## EXERCISE MATERIALS

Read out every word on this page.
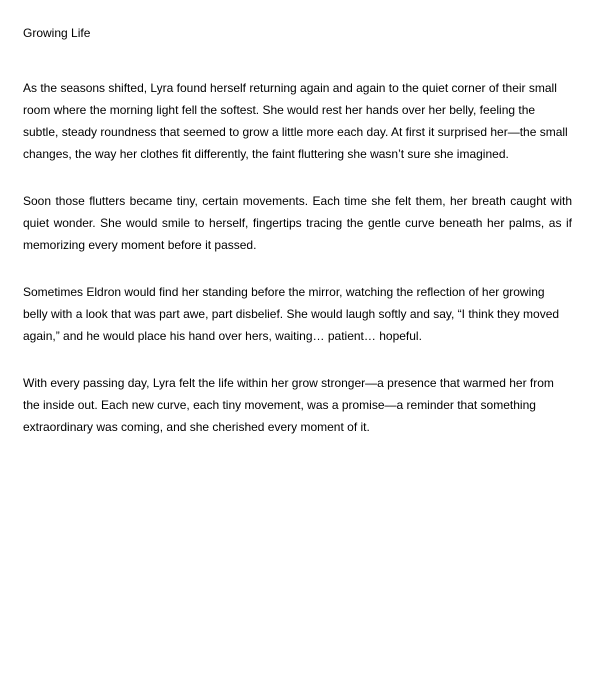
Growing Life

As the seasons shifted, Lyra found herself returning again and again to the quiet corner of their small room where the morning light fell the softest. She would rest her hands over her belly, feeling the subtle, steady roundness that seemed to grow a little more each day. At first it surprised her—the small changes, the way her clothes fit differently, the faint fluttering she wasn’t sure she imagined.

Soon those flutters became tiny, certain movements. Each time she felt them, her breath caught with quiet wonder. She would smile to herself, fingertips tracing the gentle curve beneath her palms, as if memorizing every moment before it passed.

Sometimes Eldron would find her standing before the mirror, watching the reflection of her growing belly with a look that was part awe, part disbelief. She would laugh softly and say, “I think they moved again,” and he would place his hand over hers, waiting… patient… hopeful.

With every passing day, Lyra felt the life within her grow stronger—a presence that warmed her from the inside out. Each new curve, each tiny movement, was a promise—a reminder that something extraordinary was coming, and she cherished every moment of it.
---
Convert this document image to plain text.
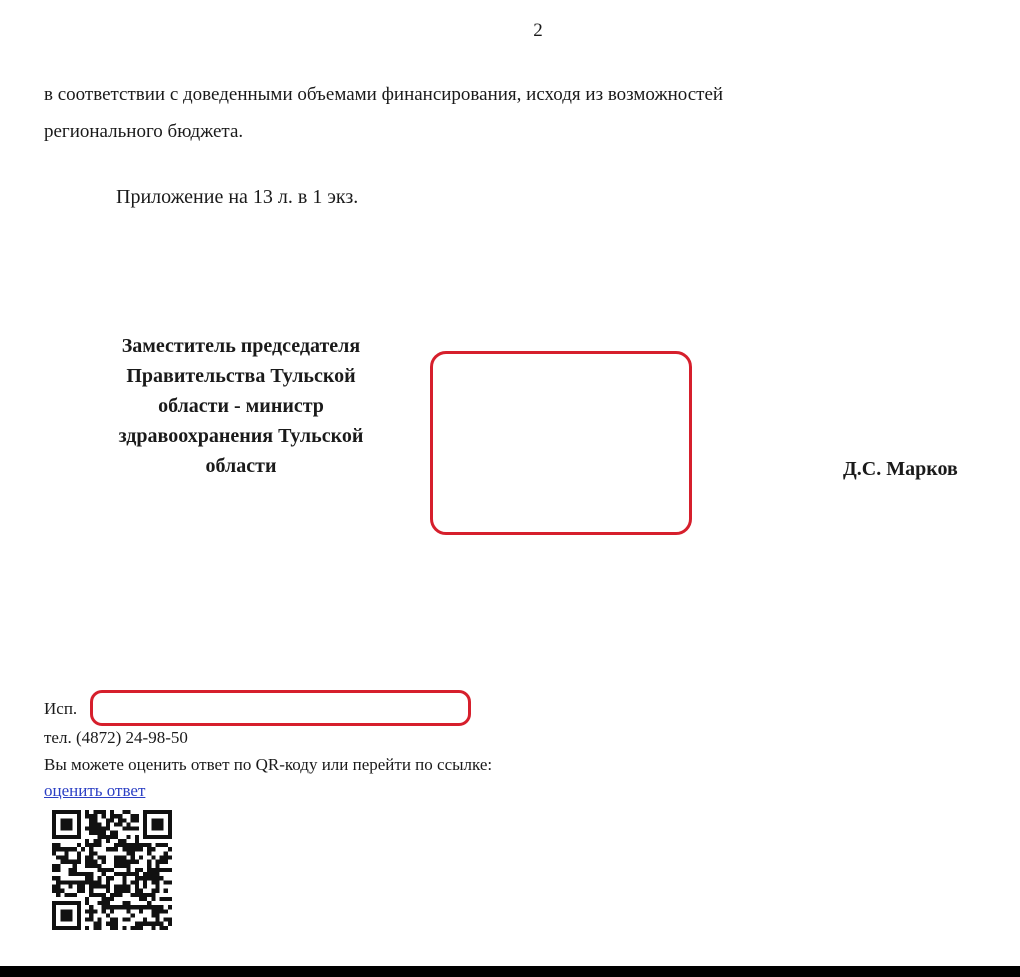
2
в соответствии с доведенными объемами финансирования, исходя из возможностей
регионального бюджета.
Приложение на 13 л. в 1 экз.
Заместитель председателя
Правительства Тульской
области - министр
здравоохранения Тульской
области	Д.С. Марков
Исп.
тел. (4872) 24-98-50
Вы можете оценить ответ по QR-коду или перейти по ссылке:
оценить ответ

## SHORT EXERCISE
Give a single number: the count of lines above that include the word "curve".

## ANSWER BELOW
2